(Data entries)
(begin)

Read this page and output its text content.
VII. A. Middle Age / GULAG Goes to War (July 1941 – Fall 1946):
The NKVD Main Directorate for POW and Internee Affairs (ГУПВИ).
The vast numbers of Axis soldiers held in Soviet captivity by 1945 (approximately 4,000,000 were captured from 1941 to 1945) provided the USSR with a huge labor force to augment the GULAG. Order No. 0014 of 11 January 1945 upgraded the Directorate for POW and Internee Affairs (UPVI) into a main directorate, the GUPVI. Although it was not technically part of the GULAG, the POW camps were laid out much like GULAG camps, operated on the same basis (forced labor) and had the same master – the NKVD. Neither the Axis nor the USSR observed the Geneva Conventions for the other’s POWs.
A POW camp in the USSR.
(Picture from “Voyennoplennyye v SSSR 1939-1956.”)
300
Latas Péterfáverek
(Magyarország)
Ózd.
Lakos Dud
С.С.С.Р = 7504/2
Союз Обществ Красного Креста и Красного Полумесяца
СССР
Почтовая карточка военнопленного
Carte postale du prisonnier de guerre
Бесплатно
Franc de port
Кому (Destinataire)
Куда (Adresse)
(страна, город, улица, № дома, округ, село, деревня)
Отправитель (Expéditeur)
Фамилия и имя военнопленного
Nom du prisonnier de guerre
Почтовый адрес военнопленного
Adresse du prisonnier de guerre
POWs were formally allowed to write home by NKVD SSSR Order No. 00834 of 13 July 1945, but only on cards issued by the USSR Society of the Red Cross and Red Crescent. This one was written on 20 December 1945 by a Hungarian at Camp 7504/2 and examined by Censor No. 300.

(end)

• [GOAL OF THE EXERCISE]: Print back all the lines verbatim.

• [SOLUTION TO THIS TASK]:
Read this page and output its text content.
VII. A. Middle Age / GULAG Goes to War (July 1941 – Fall 1946):
The NKVD Main Directorate for POW and Internee Affairs (ГУПВИ).
The vast numbers of Axis soldiers held in Soviet captivity by 1945 (approximately 4,000,000 were captured from 1941 to 1945) provided the USSR with a huge labor force to augment the GULAG. Order No. 0014 of 11 January 1945 upgraded the Directorate for POW and Internee Affairs (UPVI) into a main directorate, the GUPVI. Although it was not technically part of the GULAG, the POW camps were laid out much like GULAG camps, operated on the same basis (forced labor) and had the same master – the NKVD. Neither the Axis nor the USSR observed the Geneva Conventions for the other’s POWs.
A POW camp in the USSR.
(Picture from “Voyennoplennyye v SSSR 1939-1956.”)
300
Latas Péterfáverek
(Magyarország)
Ózd.
Lakos Dud
С.С.С.Р = 7504/2
Союз Обществ Красного Креста и Красного Полумесяца
СССР
Почтовая карточка военнопленного
Carte postale du prisonnier de guerre
Бесплатно
Franc de port
Кому (Destinataire)
Куда (Adresse)
(страна, город, улица, № дома, округ, село, деревня)
Отправитель (Expéditeur)
Фамилия и имя военнопленного
Nom du prisonnier de guerre
Почтовый адрес военнопленного
Adresse du prisonnier de guerre
POWs were formally allowed to write home by NKVD SSSR Order No. 00834 of 13 July 1945, but only on cards issued by the USSR Society of the Red Cross and Red Crescent. This one was written on 20 December 1945 by a Hungarian at Camp 7504/2 and examined by Censor No. 300.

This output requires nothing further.